Task objective:
Repeat the material in full. Keep every line exactly as it is.

Record extracts:
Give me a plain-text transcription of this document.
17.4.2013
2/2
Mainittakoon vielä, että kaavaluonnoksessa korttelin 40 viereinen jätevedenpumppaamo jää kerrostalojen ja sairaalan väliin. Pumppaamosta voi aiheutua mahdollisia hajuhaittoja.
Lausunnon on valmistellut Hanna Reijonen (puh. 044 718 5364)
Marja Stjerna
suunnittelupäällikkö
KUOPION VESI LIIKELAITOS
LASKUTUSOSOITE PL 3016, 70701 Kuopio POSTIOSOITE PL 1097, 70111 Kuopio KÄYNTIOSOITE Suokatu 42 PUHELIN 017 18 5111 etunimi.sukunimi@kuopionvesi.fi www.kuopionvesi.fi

The reply:
Give me a plain-text transcription of this document.
17.4.2013
2/2
Mainittakoon vielä, että kaavaluonnoksessa korttelin 40 viereinen jätevedenpumppaamo jää kerrostalojen ja sairaalan väliin. Pumppaamosta voi aiheutua mahdollisia hajuhaittoja.
Lausunnon on valmistellut Hanna Reijonen (puh. 044 718 5364)
Marja Stjerna
suunnittelupäällikkö
KUOPION VESI LIIKELAITOS
LASKUTUSOSOITE PL 3016, 70701 Kuopio POSTIOSOITE PL 1097, 70111 Kuopio KÄYNTIOSOITE Suokatu 42 PUHELIN 017 18 5111 etunimi.sukunimi@kuopionvesi.fi www.kuopionvesi.fi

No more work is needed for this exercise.